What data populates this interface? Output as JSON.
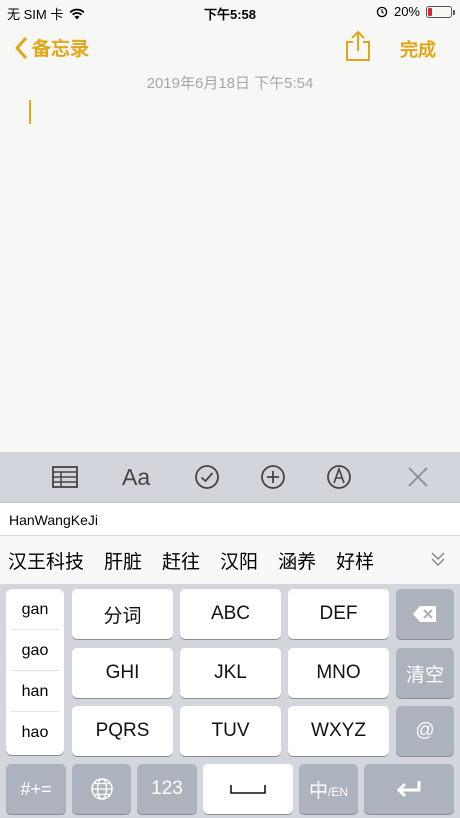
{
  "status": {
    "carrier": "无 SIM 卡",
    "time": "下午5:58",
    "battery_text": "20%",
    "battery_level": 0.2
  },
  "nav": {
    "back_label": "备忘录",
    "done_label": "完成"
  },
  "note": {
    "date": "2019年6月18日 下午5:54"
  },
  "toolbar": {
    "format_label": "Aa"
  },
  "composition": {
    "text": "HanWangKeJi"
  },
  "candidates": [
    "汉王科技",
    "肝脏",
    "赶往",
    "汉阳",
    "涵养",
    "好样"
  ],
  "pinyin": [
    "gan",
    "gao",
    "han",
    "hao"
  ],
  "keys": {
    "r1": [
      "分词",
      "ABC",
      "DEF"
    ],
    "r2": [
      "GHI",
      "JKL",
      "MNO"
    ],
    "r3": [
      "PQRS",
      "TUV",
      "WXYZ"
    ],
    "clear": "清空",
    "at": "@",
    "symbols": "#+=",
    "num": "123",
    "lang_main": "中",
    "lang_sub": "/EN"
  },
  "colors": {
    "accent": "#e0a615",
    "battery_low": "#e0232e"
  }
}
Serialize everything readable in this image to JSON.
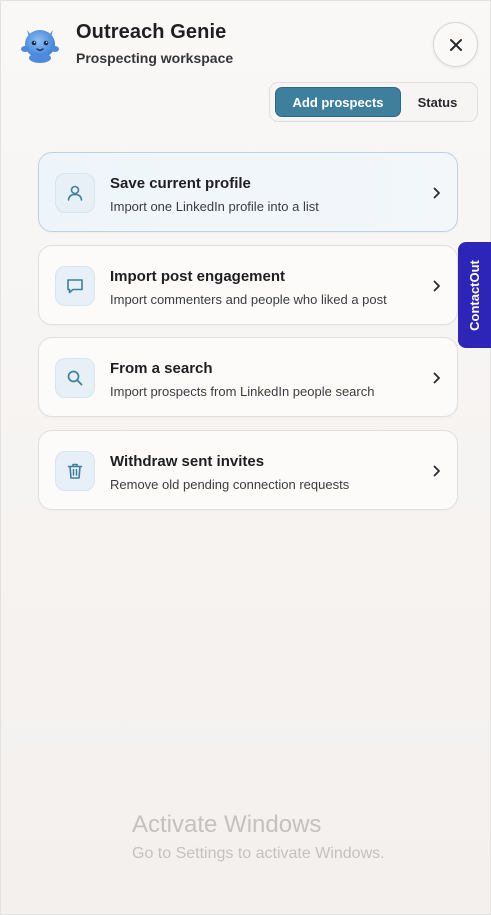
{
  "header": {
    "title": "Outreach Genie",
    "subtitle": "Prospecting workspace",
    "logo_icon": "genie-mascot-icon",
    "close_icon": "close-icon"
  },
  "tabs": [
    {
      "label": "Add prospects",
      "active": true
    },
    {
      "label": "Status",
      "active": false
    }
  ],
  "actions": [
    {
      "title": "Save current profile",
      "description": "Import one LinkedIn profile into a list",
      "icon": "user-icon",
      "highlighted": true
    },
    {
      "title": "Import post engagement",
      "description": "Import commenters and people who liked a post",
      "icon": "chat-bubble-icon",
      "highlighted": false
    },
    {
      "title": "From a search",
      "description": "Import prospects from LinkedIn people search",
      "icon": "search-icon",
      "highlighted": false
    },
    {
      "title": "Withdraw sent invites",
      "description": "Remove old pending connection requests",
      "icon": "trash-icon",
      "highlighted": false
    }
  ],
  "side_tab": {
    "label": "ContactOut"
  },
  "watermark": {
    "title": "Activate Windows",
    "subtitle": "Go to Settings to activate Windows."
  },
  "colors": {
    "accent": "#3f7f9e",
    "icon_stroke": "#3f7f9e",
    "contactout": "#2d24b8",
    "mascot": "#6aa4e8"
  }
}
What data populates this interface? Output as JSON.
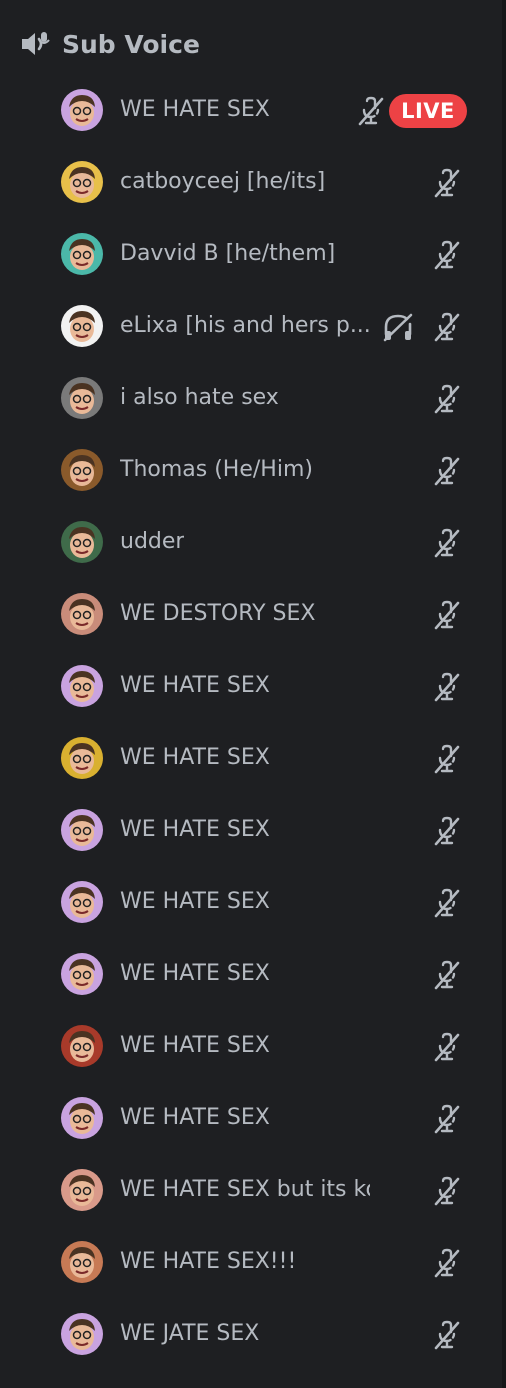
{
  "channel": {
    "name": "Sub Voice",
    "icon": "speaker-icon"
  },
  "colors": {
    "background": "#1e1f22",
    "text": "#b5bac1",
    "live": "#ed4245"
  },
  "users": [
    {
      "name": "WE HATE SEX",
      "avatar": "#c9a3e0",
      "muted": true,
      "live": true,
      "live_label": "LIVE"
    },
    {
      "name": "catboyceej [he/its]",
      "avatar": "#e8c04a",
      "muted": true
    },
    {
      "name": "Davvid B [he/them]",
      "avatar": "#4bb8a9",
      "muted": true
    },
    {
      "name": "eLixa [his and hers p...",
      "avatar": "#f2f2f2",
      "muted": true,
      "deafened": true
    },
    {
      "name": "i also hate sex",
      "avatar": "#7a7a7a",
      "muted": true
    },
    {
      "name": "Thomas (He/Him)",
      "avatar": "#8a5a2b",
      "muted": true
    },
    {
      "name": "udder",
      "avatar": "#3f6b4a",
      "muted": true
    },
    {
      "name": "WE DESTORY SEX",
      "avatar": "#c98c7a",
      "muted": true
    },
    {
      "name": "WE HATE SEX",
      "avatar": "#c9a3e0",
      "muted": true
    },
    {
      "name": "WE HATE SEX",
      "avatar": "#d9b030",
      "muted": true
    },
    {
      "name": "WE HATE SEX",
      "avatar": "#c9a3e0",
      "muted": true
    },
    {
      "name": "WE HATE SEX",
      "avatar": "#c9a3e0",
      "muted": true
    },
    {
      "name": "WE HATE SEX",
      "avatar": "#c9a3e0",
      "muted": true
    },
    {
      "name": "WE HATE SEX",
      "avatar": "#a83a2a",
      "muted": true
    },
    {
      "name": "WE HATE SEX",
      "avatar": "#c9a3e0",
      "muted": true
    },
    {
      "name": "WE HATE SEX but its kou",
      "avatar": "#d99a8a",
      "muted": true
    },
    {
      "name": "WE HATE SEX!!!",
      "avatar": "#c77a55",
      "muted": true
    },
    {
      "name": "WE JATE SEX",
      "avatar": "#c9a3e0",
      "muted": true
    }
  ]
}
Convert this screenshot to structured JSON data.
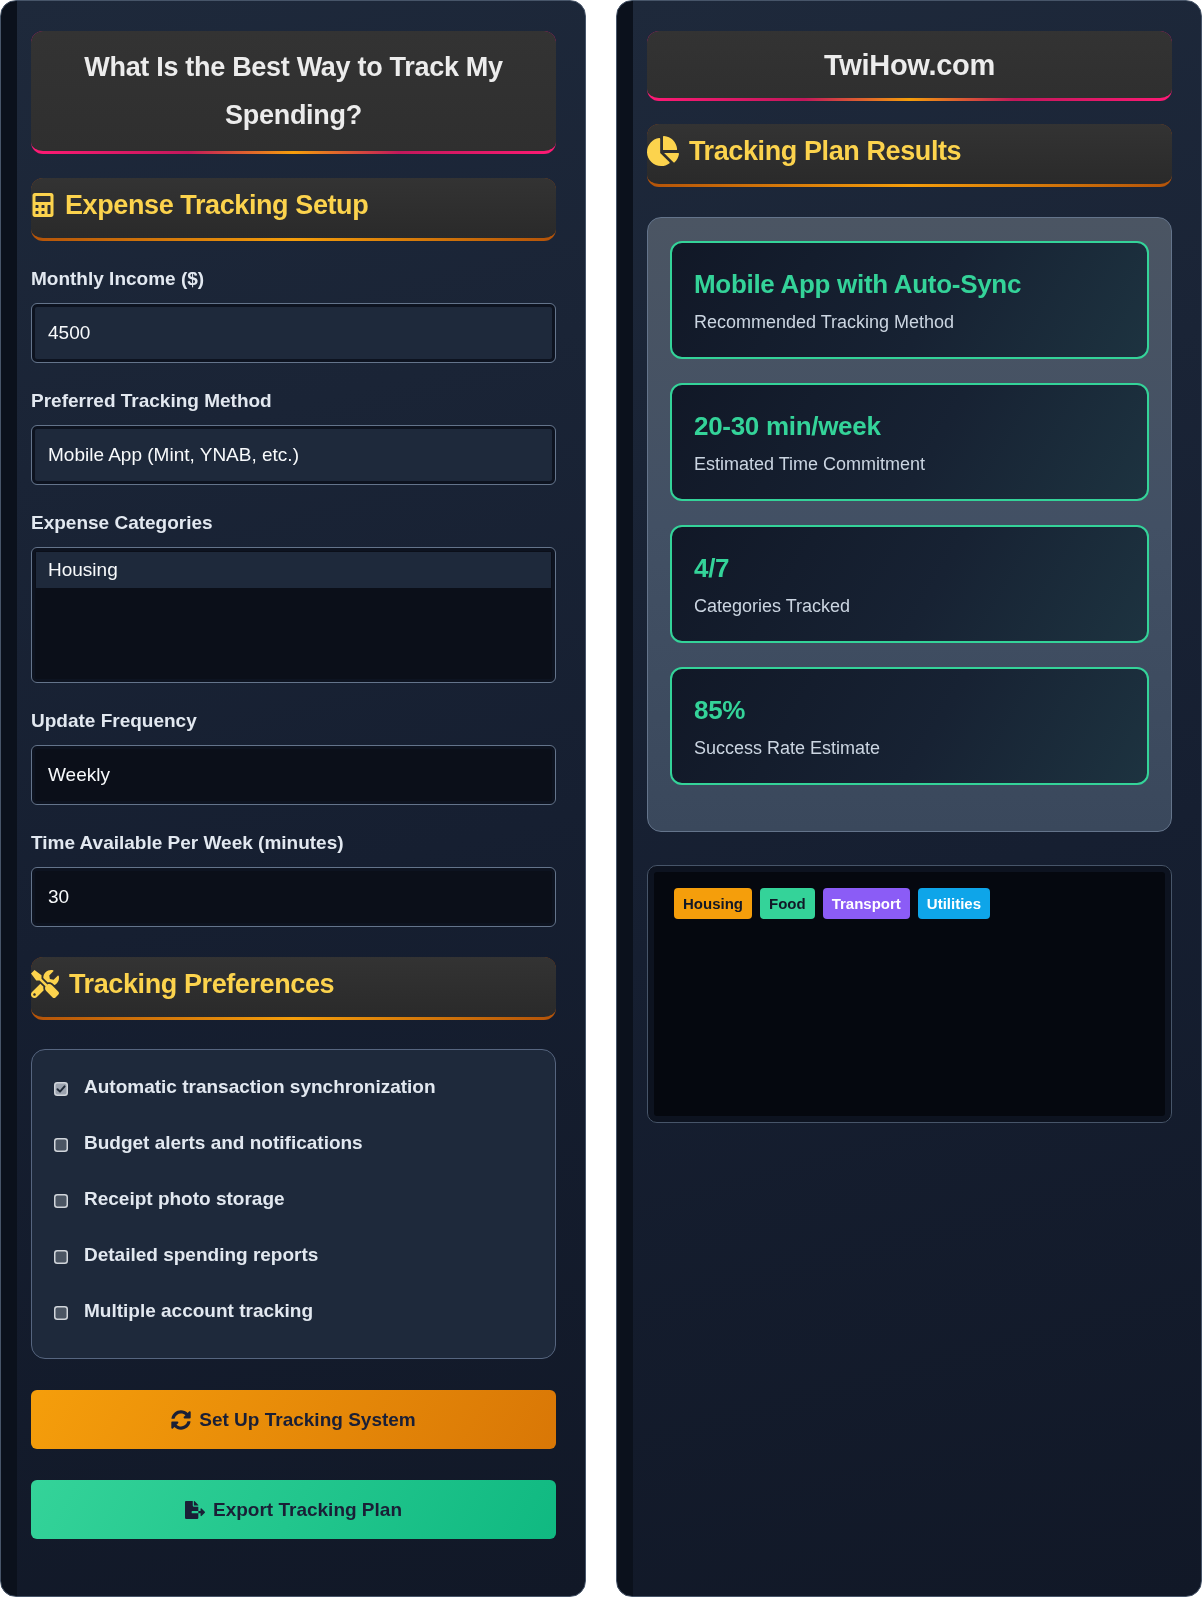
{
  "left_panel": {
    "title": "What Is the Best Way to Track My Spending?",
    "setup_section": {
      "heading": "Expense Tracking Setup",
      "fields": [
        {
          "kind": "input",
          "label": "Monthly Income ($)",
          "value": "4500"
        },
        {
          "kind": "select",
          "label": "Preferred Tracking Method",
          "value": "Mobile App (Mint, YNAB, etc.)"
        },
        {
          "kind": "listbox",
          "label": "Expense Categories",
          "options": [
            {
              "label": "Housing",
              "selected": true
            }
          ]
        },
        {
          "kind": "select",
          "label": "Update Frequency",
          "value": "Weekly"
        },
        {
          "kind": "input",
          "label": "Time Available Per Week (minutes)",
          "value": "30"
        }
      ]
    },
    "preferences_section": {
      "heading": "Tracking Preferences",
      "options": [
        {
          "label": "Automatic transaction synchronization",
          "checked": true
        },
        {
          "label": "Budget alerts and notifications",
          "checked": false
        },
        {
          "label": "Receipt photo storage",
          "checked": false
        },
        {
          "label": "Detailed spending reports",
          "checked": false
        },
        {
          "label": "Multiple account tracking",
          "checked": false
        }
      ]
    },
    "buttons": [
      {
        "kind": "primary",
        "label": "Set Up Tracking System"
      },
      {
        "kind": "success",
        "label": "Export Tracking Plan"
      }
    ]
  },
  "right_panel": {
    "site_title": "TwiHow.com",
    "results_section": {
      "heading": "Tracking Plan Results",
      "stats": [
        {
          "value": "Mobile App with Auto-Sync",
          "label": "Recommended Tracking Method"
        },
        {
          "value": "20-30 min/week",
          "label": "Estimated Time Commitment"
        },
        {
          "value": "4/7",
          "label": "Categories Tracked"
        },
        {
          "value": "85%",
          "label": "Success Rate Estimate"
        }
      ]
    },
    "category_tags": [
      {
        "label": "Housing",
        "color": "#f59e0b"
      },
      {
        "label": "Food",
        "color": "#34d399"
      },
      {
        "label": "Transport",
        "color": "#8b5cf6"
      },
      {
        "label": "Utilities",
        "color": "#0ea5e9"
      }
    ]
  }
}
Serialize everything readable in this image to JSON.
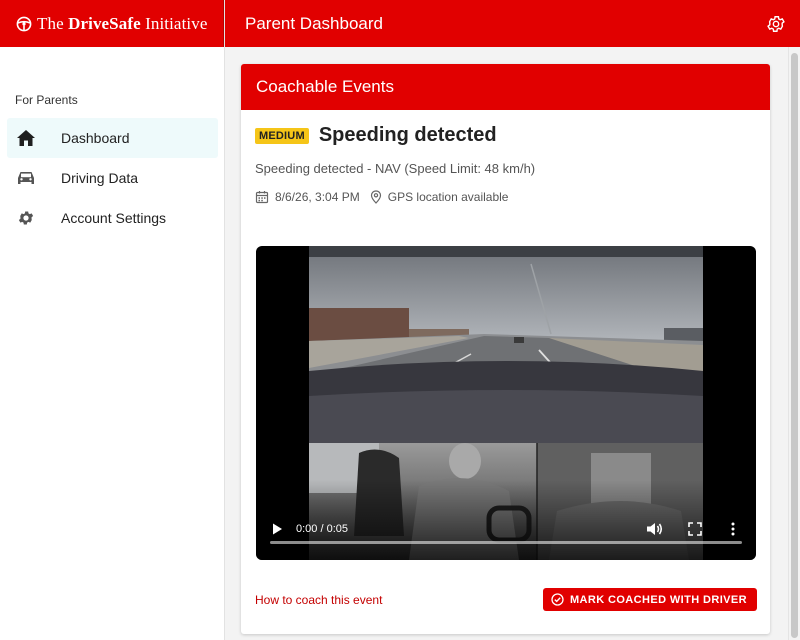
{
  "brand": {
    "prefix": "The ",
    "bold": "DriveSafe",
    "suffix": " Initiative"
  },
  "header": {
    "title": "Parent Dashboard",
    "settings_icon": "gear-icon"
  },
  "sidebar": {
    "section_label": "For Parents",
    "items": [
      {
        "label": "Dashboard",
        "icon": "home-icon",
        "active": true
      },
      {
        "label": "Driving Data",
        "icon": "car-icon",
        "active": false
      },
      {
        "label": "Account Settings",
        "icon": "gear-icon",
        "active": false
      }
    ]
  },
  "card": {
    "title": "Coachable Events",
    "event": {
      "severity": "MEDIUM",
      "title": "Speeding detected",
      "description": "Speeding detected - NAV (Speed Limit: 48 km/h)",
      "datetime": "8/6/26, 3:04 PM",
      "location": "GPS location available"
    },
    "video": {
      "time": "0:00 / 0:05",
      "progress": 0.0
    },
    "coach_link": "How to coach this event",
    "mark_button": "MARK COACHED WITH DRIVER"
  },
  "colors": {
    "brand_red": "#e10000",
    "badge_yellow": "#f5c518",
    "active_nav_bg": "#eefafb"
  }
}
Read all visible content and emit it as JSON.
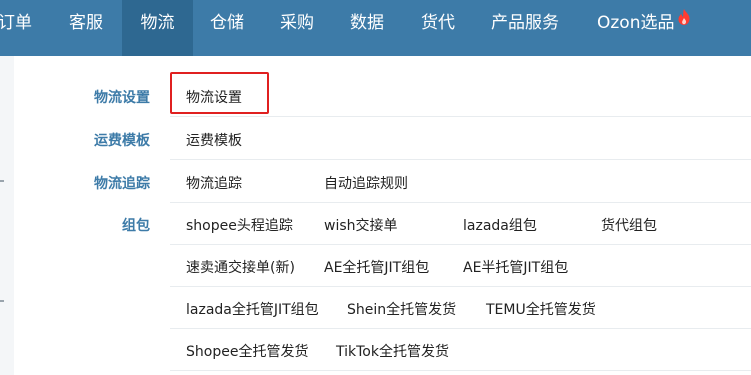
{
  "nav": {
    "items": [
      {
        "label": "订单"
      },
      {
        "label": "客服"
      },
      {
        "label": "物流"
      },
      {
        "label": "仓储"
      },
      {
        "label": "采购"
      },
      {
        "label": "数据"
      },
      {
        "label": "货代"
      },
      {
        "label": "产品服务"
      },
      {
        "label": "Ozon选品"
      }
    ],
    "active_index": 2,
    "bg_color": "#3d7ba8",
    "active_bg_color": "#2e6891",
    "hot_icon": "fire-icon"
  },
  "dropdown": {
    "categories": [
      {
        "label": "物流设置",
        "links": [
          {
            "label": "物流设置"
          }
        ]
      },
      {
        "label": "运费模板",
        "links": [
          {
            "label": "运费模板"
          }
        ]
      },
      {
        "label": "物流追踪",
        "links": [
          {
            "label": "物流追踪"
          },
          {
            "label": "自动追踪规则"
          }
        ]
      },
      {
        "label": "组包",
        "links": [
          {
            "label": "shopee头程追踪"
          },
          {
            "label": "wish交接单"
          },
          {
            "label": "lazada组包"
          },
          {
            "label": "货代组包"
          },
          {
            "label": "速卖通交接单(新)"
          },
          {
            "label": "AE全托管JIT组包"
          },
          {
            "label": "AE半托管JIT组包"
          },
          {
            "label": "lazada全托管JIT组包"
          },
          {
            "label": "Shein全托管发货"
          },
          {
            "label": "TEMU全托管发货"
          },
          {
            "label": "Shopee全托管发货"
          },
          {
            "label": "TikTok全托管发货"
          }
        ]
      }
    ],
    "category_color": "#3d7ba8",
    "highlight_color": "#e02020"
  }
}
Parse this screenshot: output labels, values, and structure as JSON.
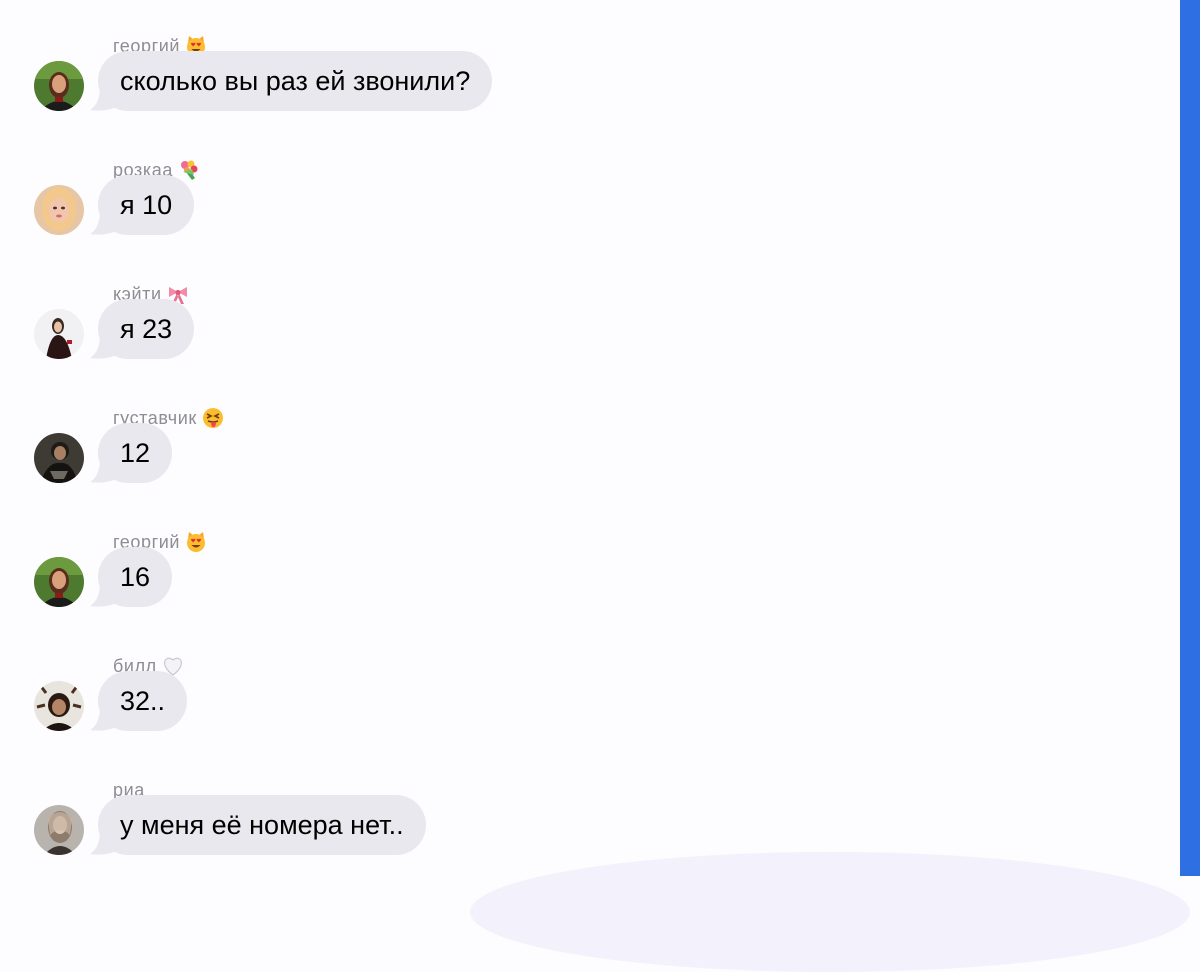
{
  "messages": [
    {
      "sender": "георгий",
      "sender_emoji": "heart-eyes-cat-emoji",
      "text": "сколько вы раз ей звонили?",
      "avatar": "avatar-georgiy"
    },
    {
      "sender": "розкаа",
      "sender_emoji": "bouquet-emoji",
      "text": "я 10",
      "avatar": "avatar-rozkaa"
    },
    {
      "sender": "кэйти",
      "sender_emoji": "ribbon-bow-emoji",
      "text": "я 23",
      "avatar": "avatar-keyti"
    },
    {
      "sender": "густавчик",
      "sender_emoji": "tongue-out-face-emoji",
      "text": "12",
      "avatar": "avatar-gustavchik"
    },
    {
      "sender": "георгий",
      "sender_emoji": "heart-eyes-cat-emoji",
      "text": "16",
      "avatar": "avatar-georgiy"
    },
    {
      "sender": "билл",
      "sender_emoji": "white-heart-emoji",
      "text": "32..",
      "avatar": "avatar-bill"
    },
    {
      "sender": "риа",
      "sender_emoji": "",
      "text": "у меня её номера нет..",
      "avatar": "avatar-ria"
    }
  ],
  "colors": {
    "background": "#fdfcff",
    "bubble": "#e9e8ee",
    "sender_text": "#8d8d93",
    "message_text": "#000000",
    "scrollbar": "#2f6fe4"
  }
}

________________

> **SHORT PROBLEM**: Look through the entries above; copy every line holding the string "background".

> **FINAL RESULT**:
    "background": "#1e1f22",
    "background": "#fdfcff",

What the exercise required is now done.